(Dataset rows about figures)
******

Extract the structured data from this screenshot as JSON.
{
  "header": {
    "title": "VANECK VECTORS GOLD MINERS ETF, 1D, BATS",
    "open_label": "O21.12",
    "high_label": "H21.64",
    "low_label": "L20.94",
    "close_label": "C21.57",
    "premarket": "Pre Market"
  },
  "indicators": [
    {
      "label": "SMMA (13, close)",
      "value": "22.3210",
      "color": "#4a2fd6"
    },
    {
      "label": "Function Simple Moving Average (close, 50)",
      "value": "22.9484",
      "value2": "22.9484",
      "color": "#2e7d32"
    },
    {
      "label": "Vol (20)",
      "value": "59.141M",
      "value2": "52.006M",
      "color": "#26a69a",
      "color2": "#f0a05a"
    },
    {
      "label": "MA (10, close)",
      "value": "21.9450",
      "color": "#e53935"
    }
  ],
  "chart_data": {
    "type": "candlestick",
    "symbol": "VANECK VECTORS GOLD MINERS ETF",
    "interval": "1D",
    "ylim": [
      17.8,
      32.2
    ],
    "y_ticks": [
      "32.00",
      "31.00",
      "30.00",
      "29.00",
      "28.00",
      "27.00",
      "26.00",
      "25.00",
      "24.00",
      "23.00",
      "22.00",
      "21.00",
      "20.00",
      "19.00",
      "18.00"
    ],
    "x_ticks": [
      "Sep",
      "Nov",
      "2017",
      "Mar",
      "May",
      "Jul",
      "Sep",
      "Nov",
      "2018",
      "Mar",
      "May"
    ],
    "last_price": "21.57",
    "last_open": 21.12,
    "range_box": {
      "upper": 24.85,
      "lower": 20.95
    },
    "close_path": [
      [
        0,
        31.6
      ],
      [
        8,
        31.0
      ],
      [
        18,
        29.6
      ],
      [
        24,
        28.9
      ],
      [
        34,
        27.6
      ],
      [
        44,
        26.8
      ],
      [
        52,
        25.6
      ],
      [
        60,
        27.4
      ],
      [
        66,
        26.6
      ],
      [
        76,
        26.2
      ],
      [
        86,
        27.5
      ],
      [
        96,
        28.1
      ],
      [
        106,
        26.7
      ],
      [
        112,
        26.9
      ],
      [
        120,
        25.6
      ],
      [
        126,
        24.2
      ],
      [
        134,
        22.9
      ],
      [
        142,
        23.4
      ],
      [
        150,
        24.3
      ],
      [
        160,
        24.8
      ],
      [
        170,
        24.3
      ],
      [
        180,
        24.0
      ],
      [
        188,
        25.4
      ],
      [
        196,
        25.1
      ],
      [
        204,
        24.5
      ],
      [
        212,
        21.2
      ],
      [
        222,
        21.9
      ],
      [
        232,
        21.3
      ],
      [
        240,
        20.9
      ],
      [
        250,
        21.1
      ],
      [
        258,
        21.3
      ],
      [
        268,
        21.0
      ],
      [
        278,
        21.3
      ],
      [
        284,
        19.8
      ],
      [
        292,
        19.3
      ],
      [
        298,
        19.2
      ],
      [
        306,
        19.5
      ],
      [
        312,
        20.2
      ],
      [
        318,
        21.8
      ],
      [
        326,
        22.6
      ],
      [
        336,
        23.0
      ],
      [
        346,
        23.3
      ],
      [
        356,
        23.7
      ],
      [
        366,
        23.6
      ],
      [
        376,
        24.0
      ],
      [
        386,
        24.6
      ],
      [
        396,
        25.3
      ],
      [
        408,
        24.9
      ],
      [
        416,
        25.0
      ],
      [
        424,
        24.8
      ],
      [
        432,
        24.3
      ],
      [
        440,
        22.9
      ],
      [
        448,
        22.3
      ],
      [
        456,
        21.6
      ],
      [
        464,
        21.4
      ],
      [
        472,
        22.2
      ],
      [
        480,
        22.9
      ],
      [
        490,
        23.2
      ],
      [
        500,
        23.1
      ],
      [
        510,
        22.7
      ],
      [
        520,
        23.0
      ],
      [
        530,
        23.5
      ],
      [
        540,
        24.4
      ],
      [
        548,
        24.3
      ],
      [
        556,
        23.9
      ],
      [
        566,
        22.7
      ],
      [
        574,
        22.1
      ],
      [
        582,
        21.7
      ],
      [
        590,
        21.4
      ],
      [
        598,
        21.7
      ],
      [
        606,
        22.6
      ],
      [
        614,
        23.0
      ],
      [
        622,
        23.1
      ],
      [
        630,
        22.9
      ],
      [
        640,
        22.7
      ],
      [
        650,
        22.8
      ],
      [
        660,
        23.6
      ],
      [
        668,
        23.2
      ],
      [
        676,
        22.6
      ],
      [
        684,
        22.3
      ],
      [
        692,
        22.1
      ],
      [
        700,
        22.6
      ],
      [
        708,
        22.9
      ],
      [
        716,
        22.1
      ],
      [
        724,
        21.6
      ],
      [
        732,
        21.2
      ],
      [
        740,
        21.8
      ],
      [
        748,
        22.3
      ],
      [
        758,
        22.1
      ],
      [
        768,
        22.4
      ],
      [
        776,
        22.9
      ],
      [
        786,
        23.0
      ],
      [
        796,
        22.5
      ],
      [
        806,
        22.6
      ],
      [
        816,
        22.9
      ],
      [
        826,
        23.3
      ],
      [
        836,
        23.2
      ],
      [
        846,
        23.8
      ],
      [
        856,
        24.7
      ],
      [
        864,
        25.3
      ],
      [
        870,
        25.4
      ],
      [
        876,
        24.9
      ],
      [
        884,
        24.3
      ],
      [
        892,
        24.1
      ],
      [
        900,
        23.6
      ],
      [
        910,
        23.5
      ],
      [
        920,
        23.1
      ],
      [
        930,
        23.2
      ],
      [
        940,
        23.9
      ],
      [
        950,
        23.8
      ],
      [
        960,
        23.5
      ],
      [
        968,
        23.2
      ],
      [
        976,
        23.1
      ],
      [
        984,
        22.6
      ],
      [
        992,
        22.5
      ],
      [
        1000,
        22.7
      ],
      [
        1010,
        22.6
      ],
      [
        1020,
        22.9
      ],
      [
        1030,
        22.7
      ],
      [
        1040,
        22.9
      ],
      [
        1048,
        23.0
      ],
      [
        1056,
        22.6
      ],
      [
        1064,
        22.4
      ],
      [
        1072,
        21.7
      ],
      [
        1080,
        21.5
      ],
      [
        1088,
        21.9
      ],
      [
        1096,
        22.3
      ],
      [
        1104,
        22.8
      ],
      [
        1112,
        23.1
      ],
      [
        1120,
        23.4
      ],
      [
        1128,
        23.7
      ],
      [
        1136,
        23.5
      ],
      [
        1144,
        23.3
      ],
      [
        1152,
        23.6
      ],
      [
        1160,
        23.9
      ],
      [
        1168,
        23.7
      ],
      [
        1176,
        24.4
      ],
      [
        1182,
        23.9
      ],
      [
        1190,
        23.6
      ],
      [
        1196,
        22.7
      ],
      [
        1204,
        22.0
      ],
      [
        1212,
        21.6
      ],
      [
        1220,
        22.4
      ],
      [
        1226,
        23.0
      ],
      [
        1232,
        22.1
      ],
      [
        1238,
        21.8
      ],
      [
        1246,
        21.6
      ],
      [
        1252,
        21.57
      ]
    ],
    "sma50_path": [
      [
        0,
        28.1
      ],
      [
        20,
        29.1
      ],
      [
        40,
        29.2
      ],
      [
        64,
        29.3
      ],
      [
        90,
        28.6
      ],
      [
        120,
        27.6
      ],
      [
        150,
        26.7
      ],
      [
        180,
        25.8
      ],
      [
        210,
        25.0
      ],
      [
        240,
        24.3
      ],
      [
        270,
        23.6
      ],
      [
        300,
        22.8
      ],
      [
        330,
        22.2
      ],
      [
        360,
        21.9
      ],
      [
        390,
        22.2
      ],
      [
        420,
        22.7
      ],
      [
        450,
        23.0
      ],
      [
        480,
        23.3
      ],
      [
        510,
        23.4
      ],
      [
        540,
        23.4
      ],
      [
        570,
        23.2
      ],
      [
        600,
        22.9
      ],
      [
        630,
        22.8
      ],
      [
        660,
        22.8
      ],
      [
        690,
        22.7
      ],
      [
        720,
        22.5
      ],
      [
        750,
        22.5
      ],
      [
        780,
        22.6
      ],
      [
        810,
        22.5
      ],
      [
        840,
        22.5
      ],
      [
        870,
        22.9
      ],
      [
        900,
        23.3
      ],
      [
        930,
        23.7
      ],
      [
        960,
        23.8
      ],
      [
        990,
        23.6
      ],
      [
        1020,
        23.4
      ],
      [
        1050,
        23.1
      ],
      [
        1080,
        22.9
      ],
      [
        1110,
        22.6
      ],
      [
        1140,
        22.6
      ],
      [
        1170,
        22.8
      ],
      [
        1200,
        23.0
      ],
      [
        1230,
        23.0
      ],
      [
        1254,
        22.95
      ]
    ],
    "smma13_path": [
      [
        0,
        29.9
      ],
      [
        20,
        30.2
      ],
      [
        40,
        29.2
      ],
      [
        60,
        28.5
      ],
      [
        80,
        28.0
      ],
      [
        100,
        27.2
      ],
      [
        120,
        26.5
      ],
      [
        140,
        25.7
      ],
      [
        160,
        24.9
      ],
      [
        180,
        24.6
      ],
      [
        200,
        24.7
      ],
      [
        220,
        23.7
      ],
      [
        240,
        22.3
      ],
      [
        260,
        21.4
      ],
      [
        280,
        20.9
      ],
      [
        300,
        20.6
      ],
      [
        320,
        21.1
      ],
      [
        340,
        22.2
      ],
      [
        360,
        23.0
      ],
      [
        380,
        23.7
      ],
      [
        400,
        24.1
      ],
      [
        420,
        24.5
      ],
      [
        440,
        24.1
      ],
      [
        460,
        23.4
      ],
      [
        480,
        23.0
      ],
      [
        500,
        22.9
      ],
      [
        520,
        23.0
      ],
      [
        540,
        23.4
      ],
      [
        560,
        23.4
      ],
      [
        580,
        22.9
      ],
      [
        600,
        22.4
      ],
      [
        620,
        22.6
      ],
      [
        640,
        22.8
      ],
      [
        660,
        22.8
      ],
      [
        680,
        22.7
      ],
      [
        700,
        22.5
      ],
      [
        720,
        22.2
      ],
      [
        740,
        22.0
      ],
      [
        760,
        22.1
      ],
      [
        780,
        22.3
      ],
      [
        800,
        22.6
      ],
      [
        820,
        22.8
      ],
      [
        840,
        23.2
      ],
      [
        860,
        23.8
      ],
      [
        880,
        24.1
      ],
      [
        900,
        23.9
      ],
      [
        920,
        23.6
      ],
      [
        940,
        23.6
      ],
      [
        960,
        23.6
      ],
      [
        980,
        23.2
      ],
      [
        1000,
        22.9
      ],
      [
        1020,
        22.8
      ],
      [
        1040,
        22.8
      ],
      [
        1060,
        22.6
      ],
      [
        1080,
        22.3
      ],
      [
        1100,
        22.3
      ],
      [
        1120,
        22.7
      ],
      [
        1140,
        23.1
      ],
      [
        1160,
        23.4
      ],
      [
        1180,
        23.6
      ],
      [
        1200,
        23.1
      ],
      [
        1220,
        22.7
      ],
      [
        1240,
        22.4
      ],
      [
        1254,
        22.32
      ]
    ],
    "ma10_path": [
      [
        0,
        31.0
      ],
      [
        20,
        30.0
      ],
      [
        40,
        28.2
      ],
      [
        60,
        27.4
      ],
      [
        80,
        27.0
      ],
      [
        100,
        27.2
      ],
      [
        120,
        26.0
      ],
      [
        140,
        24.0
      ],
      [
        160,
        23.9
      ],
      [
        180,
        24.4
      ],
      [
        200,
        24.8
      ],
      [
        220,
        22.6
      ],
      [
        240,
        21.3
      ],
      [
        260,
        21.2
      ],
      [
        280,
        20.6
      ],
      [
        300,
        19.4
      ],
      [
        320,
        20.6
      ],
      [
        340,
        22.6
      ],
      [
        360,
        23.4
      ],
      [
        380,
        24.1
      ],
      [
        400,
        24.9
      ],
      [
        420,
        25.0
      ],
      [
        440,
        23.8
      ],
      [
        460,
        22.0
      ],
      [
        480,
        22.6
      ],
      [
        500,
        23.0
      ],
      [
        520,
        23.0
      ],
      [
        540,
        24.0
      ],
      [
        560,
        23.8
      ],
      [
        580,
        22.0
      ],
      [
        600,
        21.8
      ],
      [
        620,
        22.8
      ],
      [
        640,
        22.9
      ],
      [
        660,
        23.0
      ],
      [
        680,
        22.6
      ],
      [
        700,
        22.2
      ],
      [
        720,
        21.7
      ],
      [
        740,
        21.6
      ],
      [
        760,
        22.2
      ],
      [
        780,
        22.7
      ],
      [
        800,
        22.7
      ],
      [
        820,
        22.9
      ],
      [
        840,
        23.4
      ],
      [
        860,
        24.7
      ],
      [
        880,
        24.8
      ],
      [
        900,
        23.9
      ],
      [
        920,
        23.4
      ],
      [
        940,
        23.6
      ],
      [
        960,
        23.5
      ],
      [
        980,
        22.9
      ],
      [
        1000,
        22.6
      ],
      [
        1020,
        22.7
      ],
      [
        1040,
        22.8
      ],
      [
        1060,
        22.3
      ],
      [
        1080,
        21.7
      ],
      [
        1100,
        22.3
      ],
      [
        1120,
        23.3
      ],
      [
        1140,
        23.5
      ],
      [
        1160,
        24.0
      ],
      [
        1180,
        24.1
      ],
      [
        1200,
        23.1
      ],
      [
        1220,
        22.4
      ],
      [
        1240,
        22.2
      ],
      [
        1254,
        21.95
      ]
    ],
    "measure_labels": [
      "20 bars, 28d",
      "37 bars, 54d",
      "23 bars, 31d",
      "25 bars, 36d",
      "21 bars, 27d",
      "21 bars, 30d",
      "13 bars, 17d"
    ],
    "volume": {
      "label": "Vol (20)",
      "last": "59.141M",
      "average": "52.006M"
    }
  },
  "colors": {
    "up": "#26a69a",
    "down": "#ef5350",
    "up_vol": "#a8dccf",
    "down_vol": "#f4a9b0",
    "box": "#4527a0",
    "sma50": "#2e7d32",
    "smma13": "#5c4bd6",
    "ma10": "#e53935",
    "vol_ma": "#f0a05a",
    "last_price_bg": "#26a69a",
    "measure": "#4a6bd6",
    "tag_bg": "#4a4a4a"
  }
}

******

Pick out all lines from the data above in which the word "MINERS" appears.

    "title": "VANECK VECTORS GOLD MINERS ETF, 1D, BATS",
    "symbol": "VANECK VECTORS GOLD MINERS ETF",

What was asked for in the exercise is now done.